══ RECORDS FOR PROCESSING

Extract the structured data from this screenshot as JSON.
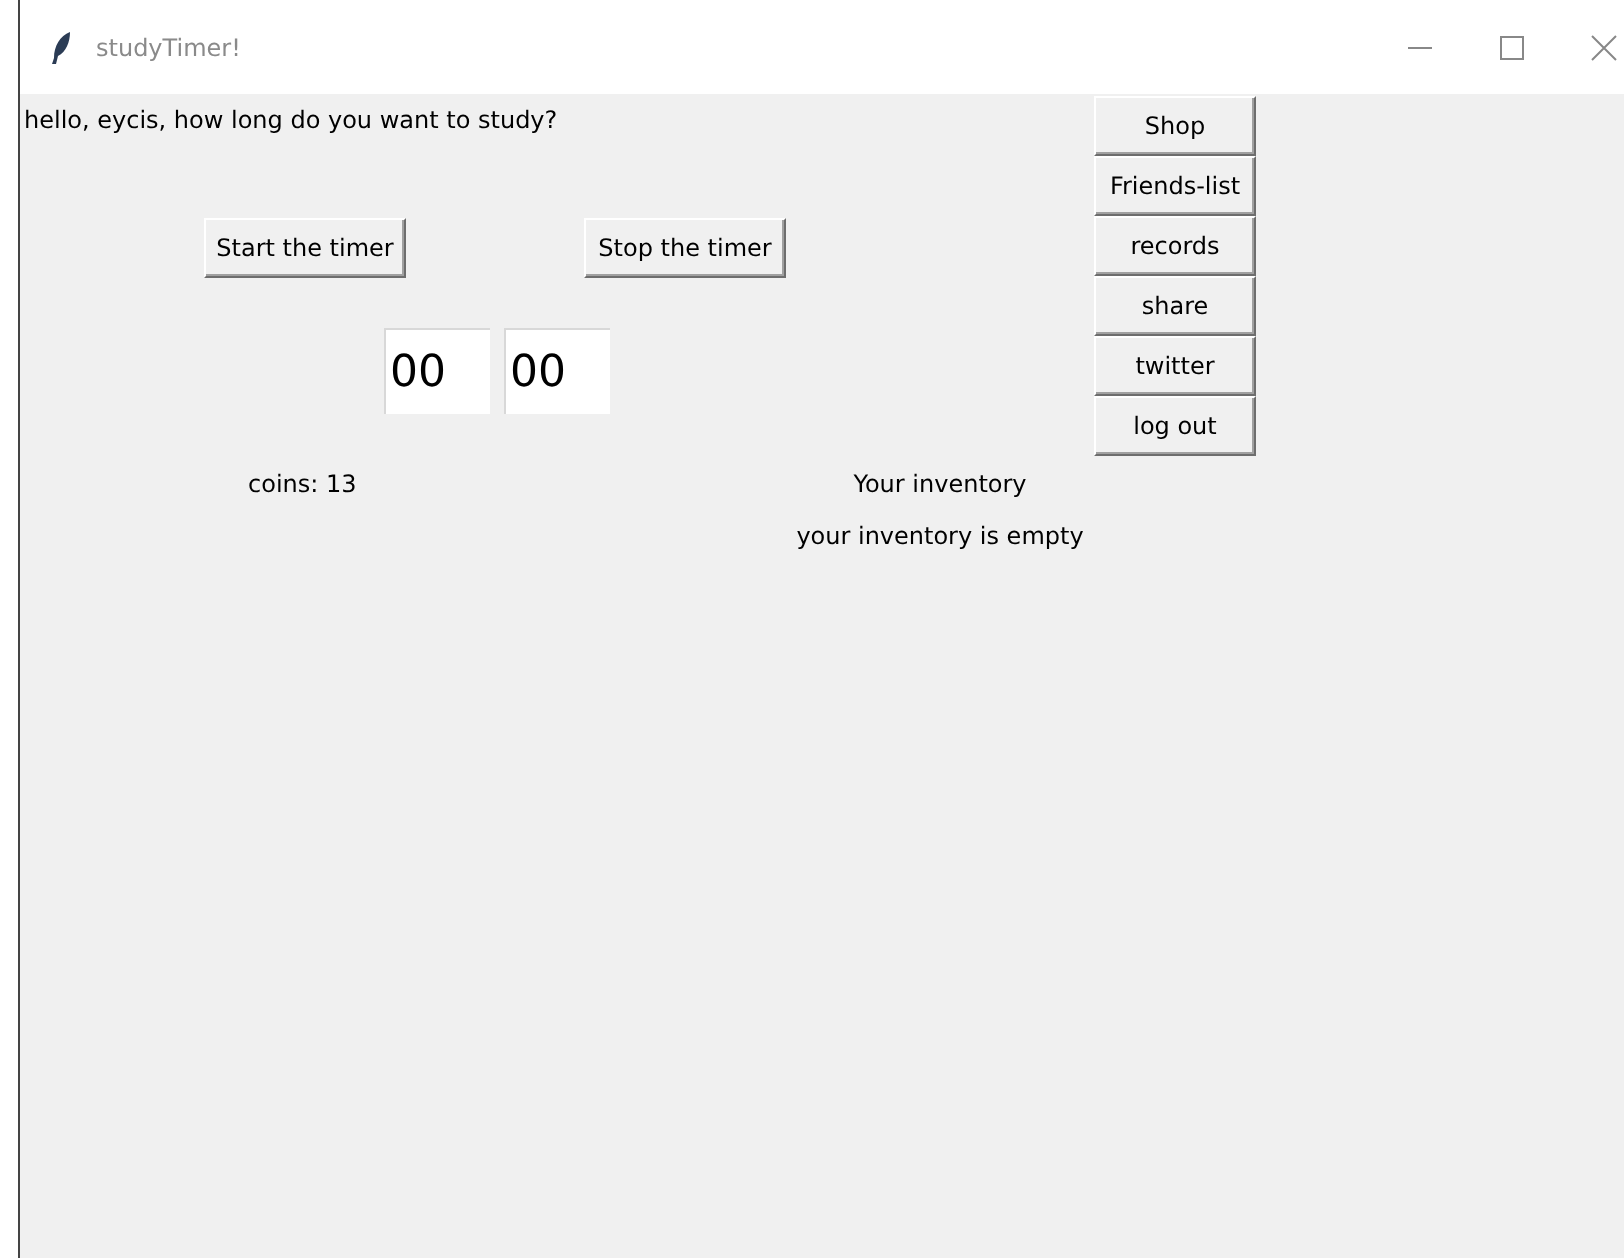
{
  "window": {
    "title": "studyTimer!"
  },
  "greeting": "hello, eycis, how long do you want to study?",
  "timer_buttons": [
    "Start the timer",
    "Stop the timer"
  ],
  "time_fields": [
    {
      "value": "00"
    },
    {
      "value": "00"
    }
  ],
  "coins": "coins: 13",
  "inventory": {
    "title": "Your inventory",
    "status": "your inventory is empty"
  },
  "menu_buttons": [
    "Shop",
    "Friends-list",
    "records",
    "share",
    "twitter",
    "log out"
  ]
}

════

OBJECTIVE ▸
Omit the pictures. Transcribe every record exactly.

REPLY TO THE EXERCISE ▸
Extract the structured data from this screenshot as JSON.
{
  "window": {
    "title": "studyTimer!"
  },
  "greeting": "hello, eycis, how long do you want to study?",
  "timer_buttons": [
    "Start the timer",
    "Stop the timer"
  ],
  "time_fields": [
    {
      "value": "00"
    },
    {
      "value": "00"
    }
  ],
  "coins": "coins: 13",
  "inventory": {
    "title": "Your inventory",
    "status": "your inventory is empty"
  },
  "menu_buttons": [
    "Shop",
    "Friends-list",
    "records",
    "share",
    "twitter",
    "log out"
  ]
}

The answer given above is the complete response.